___ RECORDS
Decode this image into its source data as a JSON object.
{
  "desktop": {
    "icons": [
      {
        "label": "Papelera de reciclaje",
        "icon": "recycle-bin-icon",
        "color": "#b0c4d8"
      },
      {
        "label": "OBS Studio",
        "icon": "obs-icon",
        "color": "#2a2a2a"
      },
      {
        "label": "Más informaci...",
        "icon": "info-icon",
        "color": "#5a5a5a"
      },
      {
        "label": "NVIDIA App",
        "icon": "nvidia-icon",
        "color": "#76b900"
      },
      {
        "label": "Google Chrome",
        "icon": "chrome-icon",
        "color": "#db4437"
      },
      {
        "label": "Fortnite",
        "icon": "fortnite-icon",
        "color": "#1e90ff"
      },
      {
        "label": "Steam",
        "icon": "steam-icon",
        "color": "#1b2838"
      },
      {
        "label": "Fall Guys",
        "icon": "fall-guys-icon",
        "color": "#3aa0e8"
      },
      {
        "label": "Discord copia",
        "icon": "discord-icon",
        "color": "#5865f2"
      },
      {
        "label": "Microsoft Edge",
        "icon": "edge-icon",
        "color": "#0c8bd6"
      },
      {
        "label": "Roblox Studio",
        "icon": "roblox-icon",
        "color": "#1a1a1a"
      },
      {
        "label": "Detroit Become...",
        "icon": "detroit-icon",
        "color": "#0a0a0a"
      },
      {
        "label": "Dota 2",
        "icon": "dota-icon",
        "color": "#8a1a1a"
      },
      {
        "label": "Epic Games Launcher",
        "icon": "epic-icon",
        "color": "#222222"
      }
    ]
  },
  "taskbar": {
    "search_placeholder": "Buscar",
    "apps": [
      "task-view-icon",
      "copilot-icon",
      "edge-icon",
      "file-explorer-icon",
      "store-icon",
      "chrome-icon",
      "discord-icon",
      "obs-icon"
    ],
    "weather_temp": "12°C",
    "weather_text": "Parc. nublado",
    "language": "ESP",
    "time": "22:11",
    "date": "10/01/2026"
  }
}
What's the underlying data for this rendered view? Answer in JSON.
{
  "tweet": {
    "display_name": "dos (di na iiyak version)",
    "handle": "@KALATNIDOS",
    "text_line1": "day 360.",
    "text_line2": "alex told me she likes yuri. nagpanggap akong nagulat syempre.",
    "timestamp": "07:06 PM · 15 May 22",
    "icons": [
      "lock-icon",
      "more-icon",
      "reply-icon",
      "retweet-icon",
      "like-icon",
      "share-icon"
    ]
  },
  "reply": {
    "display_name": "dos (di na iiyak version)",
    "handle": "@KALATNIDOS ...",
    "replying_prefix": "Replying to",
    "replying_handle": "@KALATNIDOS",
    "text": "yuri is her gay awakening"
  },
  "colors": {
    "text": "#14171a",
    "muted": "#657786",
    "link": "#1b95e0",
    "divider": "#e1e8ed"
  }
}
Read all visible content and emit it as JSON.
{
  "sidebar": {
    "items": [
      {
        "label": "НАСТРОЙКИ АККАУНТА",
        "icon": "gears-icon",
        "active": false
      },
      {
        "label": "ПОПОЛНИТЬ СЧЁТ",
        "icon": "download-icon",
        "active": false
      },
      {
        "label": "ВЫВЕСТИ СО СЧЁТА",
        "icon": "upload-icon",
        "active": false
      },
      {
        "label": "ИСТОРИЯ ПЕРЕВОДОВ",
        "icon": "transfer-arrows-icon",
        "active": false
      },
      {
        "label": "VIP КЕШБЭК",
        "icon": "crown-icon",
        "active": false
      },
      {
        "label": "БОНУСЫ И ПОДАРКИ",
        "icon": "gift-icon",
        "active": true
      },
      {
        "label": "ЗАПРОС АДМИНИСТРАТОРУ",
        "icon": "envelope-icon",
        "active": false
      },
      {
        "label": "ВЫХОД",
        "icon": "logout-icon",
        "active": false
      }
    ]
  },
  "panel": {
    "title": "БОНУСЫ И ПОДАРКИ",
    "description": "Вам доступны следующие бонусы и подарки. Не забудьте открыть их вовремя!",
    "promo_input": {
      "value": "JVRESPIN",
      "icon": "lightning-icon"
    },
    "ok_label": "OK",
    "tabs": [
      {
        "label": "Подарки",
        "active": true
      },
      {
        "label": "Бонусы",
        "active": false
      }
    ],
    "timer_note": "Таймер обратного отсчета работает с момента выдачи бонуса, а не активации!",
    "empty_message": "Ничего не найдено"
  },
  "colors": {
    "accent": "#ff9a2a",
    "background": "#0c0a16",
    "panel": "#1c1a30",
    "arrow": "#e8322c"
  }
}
______
Say how many lines in the listing above include "KALATNIDOS". Give nothing but the number.

▸ TASK ANSWER
3